■ Exercises to complete
#1 From the healthcare news roundup, list every quantity written with numerals in the news items, leaving out the date at the top.
#2 Answer these questions from the healthcare news roundup:
(a) How long before the scan is the radioactive iodine given in the laxative-free CT colonoscopy?
(b) By what percentage did the number of people with high deductible HSA insurance rise over last year?
(c) According to Politico, what may keep health exchanges from coming into fruition even if the Supreme court deems them legal?
#3 Continue the healthcare news roundup from its last sentence.

June 1, 2012 Recent News
A study funded by GE and ACS showed that laxative free CT colonoscopy can find polyps over 1 cm in diameter. Small polyps may be missed. It is done by a low fiber diet and giving small doses of radioactive iodine by mouth for two days prior. The isotope binds with the stool and can be removed from the image electronically. The study does not give the costs but does state that if something is found conventional colonoscopy with laxatives will be needed to remove the lesion.
If Obamacare is declared invalid in the individual mandate and Medicaid portions, the healthcare insurers will lose $1 TRILLION. That is a huge number and most of that money would go to others since at least 80% must go for healthcare. But, don't cry for them. If the law is kept intact the insurance industry will still keep $174 Billion. That is not chump change.
About 13.5 million people now have high deductible HSA insurance. This is an 18% increase over last year. It only shows that people are getting smarter.
The government believes it is safer for physicians to use CPOE for prescriptions than hand writing. It may be but there is a large percentage of electronic prescriptions that are erroneous due to either the physician or more likely the assistant being over wrought due to time constraints. Why is this never discussed? Could it be it doesn't comport with the wishes of the government?
Politico writes that even if the Supreme court deems health exchanges legal that they may not come into fruition due to IT concerns. The states need to have systems that talk to the feds and the other systems in the states. They can not talk to the other systems and the feds have, as usual, delayed any mention of their system. Many state Medicaid systems are not even computerized at all. The costs for all this are also prohibitive in the cash stripped states.
The law of unintended circumstances continue to plague the "thinking" of the government. In a recent study it was shown that the rises in health care costs are not unnecessary care caused by fee for service but are caused by an actual rise in prices. Therefore ACOs and their ilk will not save any money if they charge the same or more for the services rendered.

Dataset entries
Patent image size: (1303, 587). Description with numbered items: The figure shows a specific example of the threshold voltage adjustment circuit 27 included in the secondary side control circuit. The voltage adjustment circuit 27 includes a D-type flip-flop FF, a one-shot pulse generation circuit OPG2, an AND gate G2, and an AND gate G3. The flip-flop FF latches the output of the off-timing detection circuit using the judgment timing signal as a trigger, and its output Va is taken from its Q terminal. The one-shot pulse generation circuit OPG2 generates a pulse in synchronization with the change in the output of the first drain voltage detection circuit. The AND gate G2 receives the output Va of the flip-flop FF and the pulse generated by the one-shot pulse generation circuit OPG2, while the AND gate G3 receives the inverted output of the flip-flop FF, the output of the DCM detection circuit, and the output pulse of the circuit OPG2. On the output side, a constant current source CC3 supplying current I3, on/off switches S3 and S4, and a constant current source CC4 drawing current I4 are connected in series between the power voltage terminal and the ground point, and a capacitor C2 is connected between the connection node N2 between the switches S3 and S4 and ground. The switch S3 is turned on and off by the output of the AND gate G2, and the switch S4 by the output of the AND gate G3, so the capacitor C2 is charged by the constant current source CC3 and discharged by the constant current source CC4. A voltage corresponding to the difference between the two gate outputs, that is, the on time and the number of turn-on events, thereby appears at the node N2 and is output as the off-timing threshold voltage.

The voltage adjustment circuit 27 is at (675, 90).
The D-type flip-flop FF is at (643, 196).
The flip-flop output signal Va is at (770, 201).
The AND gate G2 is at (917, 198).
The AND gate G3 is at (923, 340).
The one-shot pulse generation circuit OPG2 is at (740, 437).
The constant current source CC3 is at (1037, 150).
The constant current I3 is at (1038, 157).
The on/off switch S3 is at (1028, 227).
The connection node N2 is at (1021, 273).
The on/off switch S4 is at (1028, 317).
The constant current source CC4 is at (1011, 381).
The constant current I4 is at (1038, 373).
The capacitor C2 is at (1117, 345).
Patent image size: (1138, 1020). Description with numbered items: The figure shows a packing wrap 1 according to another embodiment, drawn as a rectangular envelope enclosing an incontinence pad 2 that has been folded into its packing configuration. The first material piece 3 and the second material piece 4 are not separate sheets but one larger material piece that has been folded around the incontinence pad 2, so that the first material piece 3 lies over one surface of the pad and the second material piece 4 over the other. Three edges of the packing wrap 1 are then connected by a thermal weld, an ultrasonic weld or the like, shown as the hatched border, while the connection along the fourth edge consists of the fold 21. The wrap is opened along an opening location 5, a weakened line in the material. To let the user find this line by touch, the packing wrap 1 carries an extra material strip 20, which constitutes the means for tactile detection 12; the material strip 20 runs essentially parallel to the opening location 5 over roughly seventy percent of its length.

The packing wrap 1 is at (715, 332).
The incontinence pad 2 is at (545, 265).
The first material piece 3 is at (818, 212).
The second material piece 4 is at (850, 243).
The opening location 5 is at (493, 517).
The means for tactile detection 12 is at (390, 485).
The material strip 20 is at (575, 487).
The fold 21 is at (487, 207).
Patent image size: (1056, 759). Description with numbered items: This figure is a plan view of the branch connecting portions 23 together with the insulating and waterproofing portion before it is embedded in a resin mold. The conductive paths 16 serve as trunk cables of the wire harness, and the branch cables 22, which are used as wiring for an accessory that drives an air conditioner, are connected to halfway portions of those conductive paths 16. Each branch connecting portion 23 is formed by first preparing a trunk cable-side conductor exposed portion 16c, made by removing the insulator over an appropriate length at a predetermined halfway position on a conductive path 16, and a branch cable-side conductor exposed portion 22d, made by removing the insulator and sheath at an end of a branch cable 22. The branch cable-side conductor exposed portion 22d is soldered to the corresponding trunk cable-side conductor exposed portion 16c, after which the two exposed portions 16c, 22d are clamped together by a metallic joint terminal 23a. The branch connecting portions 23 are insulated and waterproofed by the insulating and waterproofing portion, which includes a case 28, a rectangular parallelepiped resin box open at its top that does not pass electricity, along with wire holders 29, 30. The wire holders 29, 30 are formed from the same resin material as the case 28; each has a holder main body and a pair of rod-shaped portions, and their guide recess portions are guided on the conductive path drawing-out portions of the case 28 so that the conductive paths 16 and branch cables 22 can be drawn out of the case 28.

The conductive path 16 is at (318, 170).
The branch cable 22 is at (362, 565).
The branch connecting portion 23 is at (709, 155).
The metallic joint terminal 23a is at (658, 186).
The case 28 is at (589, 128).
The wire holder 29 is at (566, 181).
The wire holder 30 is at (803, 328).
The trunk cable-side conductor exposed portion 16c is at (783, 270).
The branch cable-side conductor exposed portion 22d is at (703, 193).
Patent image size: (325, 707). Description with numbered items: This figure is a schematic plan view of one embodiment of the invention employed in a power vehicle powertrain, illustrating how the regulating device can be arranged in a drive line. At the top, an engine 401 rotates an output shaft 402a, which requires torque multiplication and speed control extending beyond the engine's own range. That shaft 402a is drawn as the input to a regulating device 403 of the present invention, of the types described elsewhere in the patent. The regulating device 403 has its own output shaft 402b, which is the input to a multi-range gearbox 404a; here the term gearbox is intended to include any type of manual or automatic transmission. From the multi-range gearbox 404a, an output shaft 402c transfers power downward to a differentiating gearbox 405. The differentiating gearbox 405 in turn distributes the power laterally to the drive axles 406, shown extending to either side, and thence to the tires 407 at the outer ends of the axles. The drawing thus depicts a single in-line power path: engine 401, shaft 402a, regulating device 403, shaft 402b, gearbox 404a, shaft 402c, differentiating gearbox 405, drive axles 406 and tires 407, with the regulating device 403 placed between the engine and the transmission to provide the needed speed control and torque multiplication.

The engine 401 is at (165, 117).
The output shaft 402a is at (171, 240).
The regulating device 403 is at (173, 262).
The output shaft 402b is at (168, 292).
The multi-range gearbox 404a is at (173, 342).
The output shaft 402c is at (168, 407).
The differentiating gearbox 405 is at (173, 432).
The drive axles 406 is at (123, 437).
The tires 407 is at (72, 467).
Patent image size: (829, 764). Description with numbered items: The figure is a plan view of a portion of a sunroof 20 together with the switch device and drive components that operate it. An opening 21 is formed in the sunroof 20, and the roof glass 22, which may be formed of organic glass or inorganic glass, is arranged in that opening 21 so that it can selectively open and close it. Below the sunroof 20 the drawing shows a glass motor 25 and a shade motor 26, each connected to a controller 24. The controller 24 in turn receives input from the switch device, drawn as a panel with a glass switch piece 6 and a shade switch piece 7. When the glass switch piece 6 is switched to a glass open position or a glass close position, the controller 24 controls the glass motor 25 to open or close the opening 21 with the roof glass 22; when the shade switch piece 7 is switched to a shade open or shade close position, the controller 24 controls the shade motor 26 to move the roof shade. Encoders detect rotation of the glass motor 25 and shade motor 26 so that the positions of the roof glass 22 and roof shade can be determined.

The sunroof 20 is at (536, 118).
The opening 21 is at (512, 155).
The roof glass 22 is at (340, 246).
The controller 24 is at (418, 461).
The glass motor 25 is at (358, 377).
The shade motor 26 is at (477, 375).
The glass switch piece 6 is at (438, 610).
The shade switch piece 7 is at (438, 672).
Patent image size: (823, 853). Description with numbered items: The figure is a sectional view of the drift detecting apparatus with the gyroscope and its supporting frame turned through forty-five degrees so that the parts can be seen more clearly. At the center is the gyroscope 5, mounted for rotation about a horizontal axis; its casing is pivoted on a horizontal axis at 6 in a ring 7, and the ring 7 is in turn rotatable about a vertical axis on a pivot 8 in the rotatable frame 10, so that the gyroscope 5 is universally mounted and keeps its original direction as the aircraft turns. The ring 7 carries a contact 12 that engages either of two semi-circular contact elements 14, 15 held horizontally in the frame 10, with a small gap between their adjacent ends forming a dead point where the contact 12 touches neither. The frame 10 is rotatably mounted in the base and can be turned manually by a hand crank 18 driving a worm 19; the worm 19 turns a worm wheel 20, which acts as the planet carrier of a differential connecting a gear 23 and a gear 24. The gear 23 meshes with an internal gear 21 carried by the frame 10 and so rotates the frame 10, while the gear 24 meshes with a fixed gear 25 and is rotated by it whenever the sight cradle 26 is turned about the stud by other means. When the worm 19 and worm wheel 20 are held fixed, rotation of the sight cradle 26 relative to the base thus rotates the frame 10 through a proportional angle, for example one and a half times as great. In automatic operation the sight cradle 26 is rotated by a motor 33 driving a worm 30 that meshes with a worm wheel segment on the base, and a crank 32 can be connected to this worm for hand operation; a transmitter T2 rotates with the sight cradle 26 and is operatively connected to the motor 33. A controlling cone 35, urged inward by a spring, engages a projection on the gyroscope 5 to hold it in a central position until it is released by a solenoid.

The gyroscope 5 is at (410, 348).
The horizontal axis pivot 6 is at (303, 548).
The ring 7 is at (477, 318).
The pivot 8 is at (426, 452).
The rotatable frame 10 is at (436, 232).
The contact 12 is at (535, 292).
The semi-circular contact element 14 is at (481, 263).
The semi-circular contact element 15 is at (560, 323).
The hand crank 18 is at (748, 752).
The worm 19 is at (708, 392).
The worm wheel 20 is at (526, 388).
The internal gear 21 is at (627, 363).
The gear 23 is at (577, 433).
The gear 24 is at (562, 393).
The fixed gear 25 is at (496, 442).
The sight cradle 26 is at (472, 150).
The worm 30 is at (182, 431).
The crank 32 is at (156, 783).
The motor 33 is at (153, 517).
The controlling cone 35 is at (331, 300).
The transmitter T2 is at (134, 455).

■ Your responses
#1
- 1 cm
- $1 TRILLION
- 80%
- $174 Billion
- 13.5 million
- 18%

#2
(a) For two days prior.
(b) 18%.
(c) IT concerns.

#3
It seems that medical paperwork is well and alive. Documents being stored all almost exclusively paper and are not being digitalized. Digitalizing a box of 200 medical records cost about $100 and storing the same box of cords is $15 per year. It is cheaper in the short run to store and not digitalize.
The insurers are putting high cost medications in a separate classification that costs the patient much more money. Why do this? The answer is obvious, money saved for the insurer who are then able to hold down premium. What they have done is add a tier 4 which people pay much more in co-pays for the meds in this class. New York State has forbidden these tier 4 classes and the premiums for insurance go up accordingly as someone must pay the cost.
Veterans in the San Francisco Bay Area are continuing to get the run around from the inept VA system. It takes at least six months to get even a form to fill out for benefits. They then wait about one year to find out if they qualify for assistance.
Again the US Preventive Services Task Force has stated that PSA tests should not be performed. Remember this organization has no urologists nor oncologists as members. The chair of the organization does not have to worry about prostate cancer as it is a woman. The other person commenting is a male MD in IT at a University and with little if any clinical experience. No Urologist nor plaintiff attorney will pay any attention to this stupid advice.
The same organization has come out that Hormone replacement therapy in women who are past menopause should not take the meds to prevent bone fractures, heart problems or dementia. They may take it to fight symptoms of menopause. Another recommendation that will not be followed. Many physicians believe that the dangers of hormone replacement are overblown.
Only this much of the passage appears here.